#### SET PROBLEM
Transcribe the records that follow in their entirety, omitting any pictures.

(Data listing)
· · · · ·

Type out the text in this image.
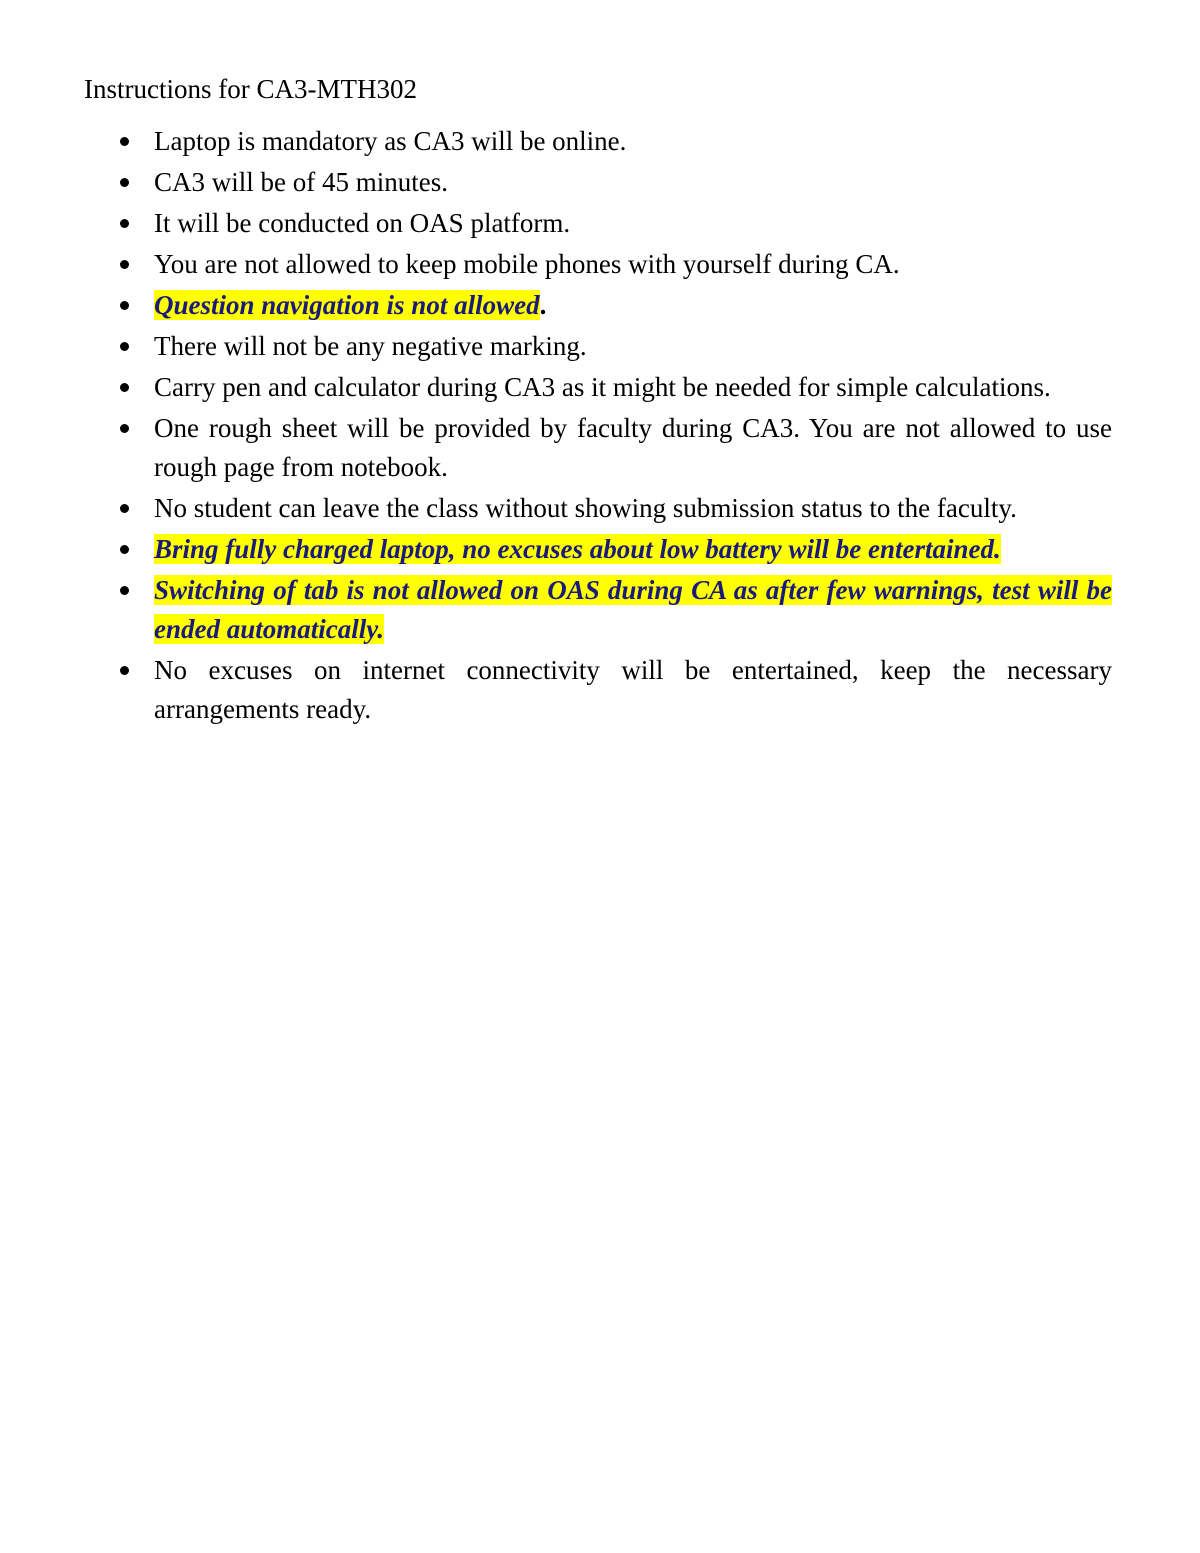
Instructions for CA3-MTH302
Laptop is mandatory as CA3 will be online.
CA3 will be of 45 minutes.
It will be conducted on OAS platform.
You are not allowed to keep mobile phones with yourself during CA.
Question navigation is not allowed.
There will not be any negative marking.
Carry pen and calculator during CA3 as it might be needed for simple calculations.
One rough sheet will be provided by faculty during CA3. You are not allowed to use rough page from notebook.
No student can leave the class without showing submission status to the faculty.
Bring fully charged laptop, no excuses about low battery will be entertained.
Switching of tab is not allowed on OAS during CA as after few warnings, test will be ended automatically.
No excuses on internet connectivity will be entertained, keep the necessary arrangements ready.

· · · · ·

#### COMPLETE RESPONSE
Type out the text in this image.
Instructions for CA3-MTH302
Laptop is mandatory as CA3 will be online.
CA3 will be of 45 minutes.
It will be conducted on OAS platform.
You are not allowed to keep mobile phones with yourself during CA.
Question navigation is not allowed.
There will not be any negative marking.
Carry pen and calculator during CA3 as it might be needed for simple calculations.
One rough sheet will be provided by faculty during CA3. You are not allowed to use rough page from notebook.
No student can leave the class without showing submission status to the faculty.
Bring fully charged laptop, no excuses about low battery will be entertained.
Switching of tab is not allowed on OAS during CA as after few warnings, test will be ended automatically.
No excuses on internet connectivity will be entertained, keep the necessary arrangements ready.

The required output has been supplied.